(Chart and figure data)

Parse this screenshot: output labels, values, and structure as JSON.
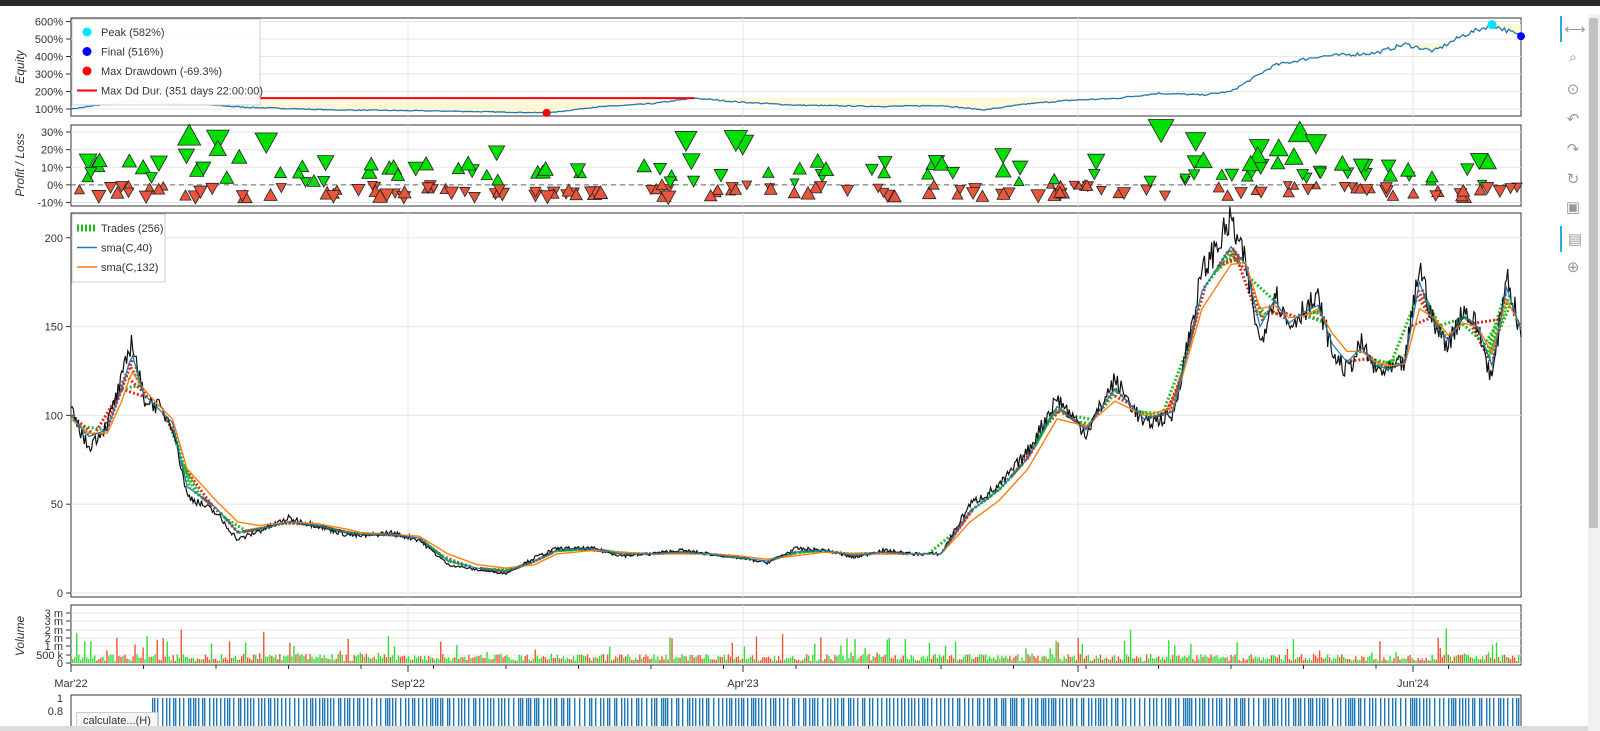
{
  "toolbar": {
    "tools": [
      {
        "name": "pan-icon",
        "glyph": "⟷"
      },
      {
        "name": "zoom-icon",
        "glyph": "⌕"
      },
      {
        "name": "box-zoom-icon",
        "glyph": "⊙"
      },
      {
        "name": "undo-icon",
        "glyph": "↶"
      },
      {
        "name": "redo-icon",
        "glyph": "↷"
      },
      {
        "name": "reset-icon",
        "glyph": "↻"
      },
      {
        "name": "save-icon",
        "glyph": "▣"
      },
      {
        "name": "hover-icon",
        "glyph": "▤"
      },
      {
        "name": "crosshair-icon",
        "glyph": "⊕"
      }
    ]
  },
  "status": {
    "calculate": "calculate...(H)"
  },
  "colors": {
    "equity": "#1f77b4",
    "sma40": "#1f77b4",
    "sma132": "#ff7f0e",
    "win": "#00e000",
    "loss": "#e8553a",
    "peak": "#00e5ff",
    "final": "#0000ff",
    "drawdown": "#ff0000",
    "candle": "#111111"
  },
  "chart_data": [
    {
      "type": "line",
      "panel": "equity",
      "ylabel": "Equity",
      "yticks": [
        "100%",
        "200%",
        "300%",
        "400%",
        "500%",
        "600%"
      ],
      "ylim": [
        60,
        620
      ],
      "legend": {
        "position": "top-left",
        "entries": [
          "Peak (582%)",
          "Final (516%)",
          "Max Drawdown (-69.3%)",
          "Max Dd Dur. (351 days 22:00:00)"
        ]
      },
      "x": [
        0,
        0.04,
        0.08,
        0.12,
        0.18,
        0.22,
        0.26,
        0.3,
        0.33,
        0.36,
        0.4,
        0.43,
        0.46,
        0.5,
        0.53,
        0.56,
        0.6,
        0.63,
        0.66,
        0.69,
        0.72,
        0.75,
        0.78,
        0.8,
        0.83,
        0.86,
        0.88,
        0.9,
        0.92,
        0.94,
        0.96,
        0.98,
        1.0
      ],
      "values": [
        100,
        145,
        130,
        110,
        95,
        92,
        88,
        82,
        78,
        110,
        130,
        162,
        140,
        122,
        118,
        115,
        120,
        95,
        130,
        150,
        160,
        190,
        180,
        200,
        350,
        400,
        410,
        420,
        470,
        430,
        520,
        582,
        516
      ],
      "peak": {
        "x": 0.98,
        "y": 582
      },
      "final": {
        "x": 1.0,
        "y": 516
      },
      "max_drawdown": {
        "x": 0.328,
        "y": 78
      },
      "max_dd_duration": {
        "x0": 0.107,
        "x1": 0.43,
        "y": 162
      }
    },
    {
      "type": "scatter",
      "panel": "profit_loss",
      "ylabel": "Profit / Loss",
      "yticks": [
        "-10%",
        "0%",
        "10%",
        "20%",
        "30%"
      ],
      "ylim": [
        -12,
        34
      ]
    },
    {
      "type": "line",
      "panel": "price",
      "legend": {
        "position": "top-left",
        "entries": [
          "Trades (256)",
          "sma(C,40)",
          "sma(C,132)"
        ]
      },
      "yticks": [
        "0",
        "50",
        "100",
        "150",
        "200"
      ],
      "ylim": [
        0,
        210
      ],
      "xticks": [
        "Mar'22",
        "Sep'22",
        "Apr'23",
        "Nov'23",
        "Jun'24"
      ],
      "x": [
        0,
        0.012,
        0.025,
        0.035,
        0.042,
        0.05,
        0.06,
        0.07,
        0.08,
        0.1,
        0.115,
        0.13,
        0.15,
        0.17,
        0.19,
        0.2,
        0.22,
        0.24,
        0.26,
        0.28,
        0.3,
        0.32,
        0.335,
        0.36,
        0.38,
        0.4,
        0.42,
        0.44,
        0.46,
        0.48,
        0.5,
        0.52,
        0.54,
        0.56,
        0.58,
        0.6,
        0.62,
        0.64,
        0.66,
        0.68,
        0.7,
        0.72,
        0.74,
        0.76,
        0.78,
        0.8,
        0.81,
        0.82,
        0.83,
        0.84,
        0.85,
        0.86,
        0.87,
        0.88,
        0.89,
        0.9,
        0.91,
        0.92,
        0.93,
        0.94,
        0.95,
        0.96,
        0.97,
        0.98,
        0.99,
        1.0
      ],
      "values": [
        102,
        82,
        95,
        120,
        143,
        110,
        105,
        95,
        55,
        45,
        30,
        35,
        42,
        38,
        33,
        32,
        34,
        30,
        16,
        13,
        11,
        20,
        25,
        25,
        21,
        22,
        24,
        22,
        20,
        17,
        25,
        24,
        20,
        24,
        22,
        22,
        50,
        60,
        80,
        110,
        90,
        120,
        95,
        100,
        180,
        210,
        185,
        140,
        170,
        150,
        160,
        165,
        135,
        125,
        140,
        125,
        125,
        130,
        185,
        150,
        140,
        160,
        150,
        120,
        180,
        145
      ],
      "sma40": [
        100,
        88,
        92,
        115,
        135,
        112,
        104,
        96,
        60,
        48,
        34,
        36,
        40,
        38,
        34,
        33,
        33,
        31,
        18,
        14,
        12,
        18,
        24,
        25,
        22,
        22,
        23,
        22,
        20,
        18,
        23,
        24,
        21,
        23,
        22,
        22,
        46,
        58,
        76,
        105,
        92,
        115,
        98,
        102,
        170,
        195,
        185,
        150,
        165,
        152,
        158,
        162,
        140,
        130,
        138,
        128,
        126,
        130,
        175,
        152,
        142,
        156,
        150,
        128,
        172,
        148
      ],
      "sma132": [
        98,
        90,
        90,
        108,
        125,
        115,
        106,
        98,
        70,
        52,
        40,
        38,
        40,
        39,
        36,
        34,
        33,
        32,
        22,
        16,
        14,
        16,
        22,
        24,
        23,
        22,
        22,
        22,
        21,
        19,
        21,
        23,
        22,
        22,
        22,
        22,
        40,
        52,
        70,
        98,
        94,
        108,
        100,
        104,
        160,
        185,
        186,
        160,
        162,
        155,
        156,
        160,
        146,
        136,
        136,
        130,
        128,
        129,
        160,
        155,
        145,
        152,
        150,
        135,
        165,
        150
      ]
    },
    {
      "type": "bar",
      "panel": "volume",
      "ylabel": "Volume",
      "yticks": [
        "0",
        "500 k",
        "1 m",
        "2 m",
        "2 m",
        "3 m",
        "3 m"
      ],
      "ylim": [
        0,
        3300000
      ]
    },
    {
      "type": "bar",
      "panel": "trade_strip",
      "yticks": [
        "1",
        "0.8"
      ]
    }
  ]
}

**Task requirements**
Output the entries above exactly. Drop the pictures.

**Full solution**
Parse this screenshot: output labels, values, and structure as JSON.
{
  "toolbar": {
    "tools": [
      {
        "name": "pan-icon",
        "glyph": "⟷"
      },
      {
        "name": "zoom-icon",
        "glyph": "⌕"
      },
      {
        "name": "box-zoom-icon",
        "glyph": "⊙"
      },
      {
        "name": "undo-icon",
        "glyph": "↶"
      },
      {
        "name": "redo-icon",
        "glyph": "↷"
      },
      {
        "name": "reset-icon",
        "glyph": "↻"
      },
      {
        "name": "save-icon",
        "glyph": "▣"
      },
      {
        "name": "hover-icon",
        "glyph": "▤"
      },
      {
        "name": "crosshair-icon",
        "glyph": "⊕"
      }
    ]
  },
  "status": {
    "calculate": "calculate...(H)"
  },
  "colors": {
    "equity": "#1f77b4",
    "sma40": "#1f77b4",
    "sma132": "#ff7f0e",
    "win": "#00e000",
    "loss": "#e8553a",
    "peak": "#00e5ff",
    "final": "#0000ff",
    "drawdown": "#ff0000",
    "candle": "#111111"
  },
  "chart_data": [
    {
      "type": "line",
      "panel": "equity",
      "ylabel": "Equity",
      "yticks": [
        "100%",
        "200%",
        "300%",
        "400%",
        "500%",
        "600%"
      ],
      "ylim": [
        60,
        620
      ],
      "legend": {
        "position": "top-left",
        "entries": [
          "Peak (582%)",
          "Final (516%)",
          "Max Drawdown (-69.3%)",
          "Max Dd Dur. (351 days 22:00:00)"
        ]
      },
      "x": [
        0,
        0.04,
        0.08,
        0.12,
        0.18,
        0.22,
        0.26,
        0.3,
        0.33,
        0.36,
        0.4,
        0.43,
        0.46,
        0.5,
        0.53,
        0.56,
        0.6,
        0.63,
        0.66,
        0.69,
        0.72,
        0.75,
        0.78,
        0.8,
        0.83,
        0.86,
        0.88,
        0.9,
        0.92,
        0.94,
        0.96,
        0.98,
        1.0
      ],
      "values": [
        100,
        145,
        130,
        110,
        95,
        92,
        88,
        82,
        78,
        110,
        130,
        162,
        140,
        122,
        118,
        115,
        120,
        95,
        130,
        150,
        160,
        190,
        180,
        200,
        350,
        400,
        410,
        420,
        470,
        430,
        520,
        582,
        516
      ],
      "peak": {
        "x": 0.98,
        "y": 582
      },
      "final": {
        "x": 1.0,
        "y": 516
      },
      "max_drawdown": {
        "x": 0.328,
        "y": 78
      },
      "max_dd_duration": {
        "x0": 0.107,
        "x1": 0.43,
        "y": 162
      }
    },
    {
      "type": "scatter",
      "panel": "profit_loss",
      "ylabel": "Profit / Loss",
      "yticks": [
        "-10%",
        "0%",
        "10%",
        "20%",
        "30%"
      ],
      "ylim": [
        -12,
        34
      ]
    },
    {
      "type": "line",
      "panel": "price",
      "legend": {
        "position": "top-left",
        "entries": [
          "Trades (256)",
          "sma(C,40)",
          "sma(C,132)"
        ]
      },
      "yticks": [
        "0",
        "50",
        "100",
        "150",
        "200"
      ],
      "ylim": [
        0,
        210
      ],
      "xticks": [
        "Mar'22",
        "Sep'22",
        "Apr'23",
        "Nov'23",
        "Jun'24"
      ],
      "x": [
        0,
        0.012,
        0.025,
        0.035,
        0.042,
        0.05,
        0.06,
        0.07,
        0.08,
        0.1,
        0.115,
        0.13,
        0.15,
        0.17,
        0.19,
        0.2,
        0.22,
        0.24,
        0.26,
        0.28,
        0.3,
        0.32,
        0.335,
        0.36,
        0.38,
        0.4,
        0.42,
        0.44,
        0.46,
        0.48,
        0.5,
        0.52,
        0.54,
        0.56,
        0.58,
        0.6,
        0.62,
        0.64,
        0.66,
        0.68,
        0.7,
        0.72,
        0.74,
        0.76,
        0.78,
        0.8,
        0.81,
        0.82,
        0.83,
        0.84,
        0.85,
        0.86,
        0.87,
        0.88,
        0.89,
        0.9,
        0.91,
        0.92,
        0.93,
        0.94,
        0.95,
        0.96,
        0.97,
        0.98,
        0.99,
        1.0
      ],
      "values": [
        102,
        82,
        95,
        120,
        143,
        110,
        105,
        95,
        55,
        45,
        30,
        35,
        42,
        38,
        33,
        32,
        34,
        30,
        16,
        13,
        11,
        20,
        25,
        25,
        21,
        22,
        24,
        22,
        20,
        17,
        25,
        24,
        20,
        24,
        22,
        22,
        50,
        60,
        80,
        110,
        90,
        120,
        95,
        100,
        180,
        210,
        185,
        140,
        170,
        150,
        160,
        165,
        135,
        125,
        140,
        125,
        125,
        130,
        185,
        150,
        140,
        160,
        150,
        120,
        180,
        145
      ],
      "sma40": [
        100,
        88,
        92,
        115,
        135,
        112,
        104,
        96,
        60,
        48,
        34,
        36,
        40,
        38,
        34,
        33,
        33,
        31,
        18,
        14,
        12,
        18,
        24,
        25,
        22,
        22,
        23,
        22,
        20,
        18,
        23,
        24,
        21,
        23,
        22,
        22,
        46,
        58,
        76,
        105,
        92,
        115,
        98,
        102,
        170,
        195,
        185,
        150,
        165,
        152,
        158,
        162,
        140,
        130,
        138,
        128,
        126,
        130,
        175,
        152,
        142,
        156,
        150,
        128,
        172,
        148
      ],
      "sma132": [
        98,
        90,
        90,
        108,
        125,
        115,
        106,
        98,
        70,
        52,
        40,
        38,
        40,
        39,
        36,
        34,
        33,
        32,
        22,
        16,
        14,
        16,
        22,
        24,
        23,
        22,
        22,
        22,
        21,
        19,
        21,
        23,
        22,
        22,
        22,
        22,
        40,
        52,
        70,
        98,
        94,
        108,
        100,
        104,
        160,
        185,
        186,
        160,
        162,
        155,
        156,
        160,
        146,
        136,
        136,
        130,
        128,
        129,
        160,
        155,
        145,
        152,
        150,
        135,
        165,
        150
      ]
    },
    {
      "type": "bar",
      "panel": "volume",
      "ylabel": "Volume",
      "yticks": [
        "0",
        "500 k",
        "1 m",
        "2 m",
        "2 m",
        "3 m",
        "3 m"
      ],
      "ylim": [
        0,
        3300000
      ]
    },
    {
      "type": "bar",
      "panel": "trade_strip",
      "yticks": [
        "1",
        "0.8"
      ]
    }
  ]
}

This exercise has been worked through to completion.